__Exercise requirements__: Please reproduce every entry, keeping each one exact.

Excerpted records START

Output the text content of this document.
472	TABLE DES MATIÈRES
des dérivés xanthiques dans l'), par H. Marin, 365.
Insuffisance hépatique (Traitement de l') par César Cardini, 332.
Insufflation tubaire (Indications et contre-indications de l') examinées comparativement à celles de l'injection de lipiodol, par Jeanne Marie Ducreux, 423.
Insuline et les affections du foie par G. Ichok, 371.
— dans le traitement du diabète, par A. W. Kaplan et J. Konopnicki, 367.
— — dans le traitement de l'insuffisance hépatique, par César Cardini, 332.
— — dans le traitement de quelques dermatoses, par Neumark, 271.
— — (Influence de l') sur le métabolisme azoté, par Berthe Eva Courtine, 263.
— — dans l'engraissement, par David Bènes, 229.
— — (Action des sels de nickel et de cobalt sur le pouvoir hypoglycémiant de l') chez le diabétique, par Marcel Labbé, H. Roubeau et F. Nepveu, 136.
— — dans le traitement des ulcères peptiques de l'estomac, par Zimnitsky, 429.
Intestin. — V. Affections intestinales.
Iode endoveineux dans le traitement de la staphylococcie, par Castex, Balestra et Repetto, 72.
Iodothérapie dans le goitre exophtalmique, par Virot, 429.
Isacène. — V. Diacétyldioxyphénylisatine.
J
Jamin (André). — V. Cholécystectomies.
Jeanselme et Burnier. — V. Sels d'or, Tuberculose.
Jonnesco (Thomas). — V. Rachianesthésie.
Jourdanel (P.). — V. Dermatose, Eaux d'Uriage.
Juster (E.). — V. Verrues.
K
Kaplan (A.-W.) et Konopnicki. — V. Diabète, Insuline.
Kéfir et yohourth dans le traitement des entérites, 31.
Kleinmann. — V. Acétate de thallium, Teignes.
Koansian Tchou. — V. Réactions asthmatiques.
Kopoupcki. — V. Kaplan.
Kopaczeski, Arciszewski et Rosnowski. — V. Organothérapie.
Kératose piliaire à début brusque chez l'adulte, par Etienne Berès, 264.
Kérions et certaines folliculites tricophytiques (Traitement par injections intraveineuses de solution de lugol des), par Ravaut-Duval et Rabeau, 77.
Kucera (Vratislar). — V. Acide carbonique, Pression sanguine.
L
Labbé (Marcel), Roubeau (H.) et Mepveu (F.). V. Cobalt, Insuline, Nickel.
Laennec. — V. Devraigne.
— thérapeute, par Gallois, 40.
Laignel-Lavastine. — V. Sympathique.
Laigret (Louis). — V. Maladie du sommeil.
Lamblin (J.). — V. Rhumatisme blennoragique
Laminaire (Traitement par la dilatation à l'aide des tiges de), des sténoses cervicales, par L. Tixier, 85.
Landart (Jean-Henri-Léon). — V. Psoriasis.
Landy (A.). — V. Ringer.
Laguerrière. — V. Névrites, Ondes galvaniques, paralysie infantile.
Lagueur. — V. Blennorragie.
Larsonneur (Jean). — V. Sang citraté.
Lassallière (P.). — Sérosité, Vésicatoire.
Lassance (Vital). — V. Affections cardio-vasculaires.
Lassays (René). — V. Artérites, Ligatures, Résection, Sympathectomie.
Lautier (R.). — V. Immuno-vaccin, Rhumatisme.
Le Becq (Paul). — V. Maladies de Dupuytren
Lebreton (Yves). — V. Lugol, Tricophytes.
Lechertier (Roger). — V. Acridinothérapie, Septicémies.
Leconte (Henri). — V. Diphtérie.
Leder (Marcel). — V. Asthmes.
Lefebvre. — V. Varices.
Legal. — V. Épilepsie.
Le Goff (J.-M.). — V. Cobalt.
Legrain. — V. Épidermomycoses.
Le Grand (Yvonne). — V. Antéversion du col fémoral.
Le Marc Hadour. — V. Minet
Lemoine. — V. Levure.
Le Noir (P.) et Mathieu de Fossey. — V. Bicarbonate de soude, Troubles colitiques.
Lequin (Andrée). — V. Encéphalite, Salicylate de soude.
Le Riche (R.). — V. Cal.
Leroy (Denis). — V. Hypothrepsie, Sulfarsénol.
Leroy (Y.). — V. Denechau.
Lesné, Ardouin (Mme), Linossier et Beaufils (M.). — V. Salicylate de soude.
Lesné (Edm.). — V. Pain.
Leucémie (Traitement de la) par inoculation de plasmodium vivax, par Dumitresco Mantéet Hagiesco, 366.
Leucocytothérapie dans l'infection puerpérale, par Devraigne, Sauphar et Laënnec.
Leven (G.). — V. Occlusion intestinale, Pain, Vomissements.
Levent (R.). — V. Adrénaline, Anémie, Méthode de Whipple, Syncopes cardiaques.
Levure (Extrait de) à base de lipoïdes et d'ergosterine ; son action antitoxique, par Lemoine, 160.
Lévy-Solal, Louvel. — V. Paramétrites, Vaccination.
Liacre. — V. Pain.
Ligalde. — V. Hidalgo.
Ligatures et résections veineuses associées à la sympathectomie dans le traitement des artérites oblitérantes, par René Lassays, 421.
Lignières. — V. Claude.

Excerpted records END

__Solution below__:
Output the text content of this document.
472	TABLE DES MATIÈRES
des dérivés xanthiques dans l'), par H. Marin, 365.
Insuffisance hépatique (Traitement de l') par César Cardini, 332.
Insufflation tubaire (Indications et contre-indications de l') examinées comparativement à celles de l'injection de lipiodol, par Jeanne Marie Ducreux, 423.
Insuline et les affections du foie par G. Ichok, 371.
— dans le traitement du diabète, par A. W. Kaplan et J. Konopnicki, 367.
— — dans le traitement de l'insuffisance hépatique, par César Cardini, 332.
— — dans le traitement de quelques dermatoses, par Neumark, 271.
— — (Influence de l') sur le métabolisme azoté, par Berthe Eva Courtine, 263.
— — dans l'engraissement, par David Bènes, 229.
— — (Action des sels de nickel et de cobalt sur le pouvoir hypoglycémiant de l') chez le diabétique, par Marcel Labbé, H. Roubeau et F. Nepveu, 136.
— — dans le traitement des ulcères peptiques de l'estomac, par Zimnitsky, 429.
Intestin. — V. Affections intestinales.
Iode endoveineux dans le traitement de la staphylococcie, par Castex, Balestra et Repetto, 72.
Iodothérapie dans le goitre exophtalmique, par Virot, 429.
Isacène. — V. Diacétyldioxyphénylisatine.
J
Jamin (André). — V. Cholécystectomies.
Jeanselme et Burnier. — V. Sels d'or, Tuberculose.
Jonnesco (Thomas). — V. Rachianesthésie.
Jourdanel (P.). — V. Dermatose, Eaux d'Uriage.
Juster (E.). — V. Verrues.
K
Kaplan (A.-W.) et Konopnicki. — V. Diabète, Insuline.
Kéfir et yohourth dans le traitement des entérites, 31.
Kleinmann. — V. Acétate de thallium, Teignes.
Koansian Tchou. — V. Réactions asthmatiques.
Kopoupcki. — V. Kaplan.
Kopaczeski, Arciszewski et Rosnowski. — V. Organothérapie.
Kératose piliaire à début brusque chez l'adulte, par Etienne Berès, 264.
Kérions et certaines folliculites tricophytiques (Traitement par injections intraveineuses de solution de lugol des), par Ravaut-Duval et Rabeau, 77.
Kucera (Vratislar). — V. Acide carbonique, Pression sanguine.
L
Labbé (Marcel), Roubeau (H.) et Mepveu (F.). V. Cobalt, Insuline, Nickel.
Laennec. — V. Devraigne.
— thérapeute, par Gallois, 40.
Laignel-Lavastine. — V. Sympathique.
Laigret (Louis). — V. Maladie du sommeil.
Lamblin (J.). — V. Rhumatisme blennoragique
Laminaire (Traitement par la dilatation à l'aide des tiges de), des sténoses cervicales, par L. Tixier, 85.
Landart (Jean-Henri-Léon). — V. Psoriasis.
Landy (A.). — V. Ringer.
Laguerrière. — V. Névrites, Ondes galvaniques, paralysie infantile.
Lagueur. — V. Blennorragie.
Larsonneur (Jean). — V. Sang citraté.
Lassallière (P.). — Sérosité, Vésicatoire.
Lassance (Vital). — V. Affections cardio-vasculaires.
Lassays (René). — V. Artérites, Ligatures, Résection, Sympathectomie.
Lautier (R.). — V. Immuno-vaccin, Rhumatisme.
Le Becq (Paul). — V. Maladies de Dupuytren
Lebreton (Yves). — V. Lugol, Tricophytes.
Lechertier (Roger). — V. Acridinothérapie, Septicémies.
Leconte (Henri). — V. Diphtérie.
Leder (Marcel). — V. Asthmes.
Lefebvre. — V. Varices.
Legal. — V. Épilepsie.
Le Goff (J.-M.). — V. Cobalt.
Legrain. — V. Épidermomycoses.
Le Grand (Yvonne). — V. Antéversion du col fémoral.
Le Marc Hadour. — V. Minet
Lemoine. — V. Levure.
Le Noir (P.) et Mathieu de Fossey. — V. Bicarbonate de soude, Troubles colitiques.
Lequin (Andrée). — V. Encéphalite, Salicylate de soude.
Le Riche (R.). — V. Cal.
Leroy (Denis). — V. Hypothrepsie, Sulfarsénol.
Leroy (Y.). — V. Denechau.
Lesné, Ardouin (Mme), Linossier et Beaufils (M.). — V. Salicylate de soude.
Lesné (Edm.). — V. Pain.
Leucémie (Traitement de la) par inoculation de plasmodium vivax, par Dumitresco Mantéet Hagiesco, 366.
Leucocytothérapie dans l'infection puerpérale, par Devraigne, Sauphar et Laënnec.
Leven (G.). — V. Occlusion intestinale, Pain, Vomissements.
Levent (R.). — V. Adrénaline, Anémie, Méthode de Whipple, Syncopes cardiaques.
Levure (Extrait de) à base de lipoïdes et d'ergosterine ; son action antitoxique, par Lemoine, 160.
Lévy-Solal, Louvel. — V. Paramétrites, Vaccination.
Liacre. — V. Pain.
Ligalde. — V. Hidalgo.
Ligatures et résections veineuses associées à la sympathectomie dans le traitement des artérites oblitérantes, par René Lassays, 421.
Lignières. — V. Claude.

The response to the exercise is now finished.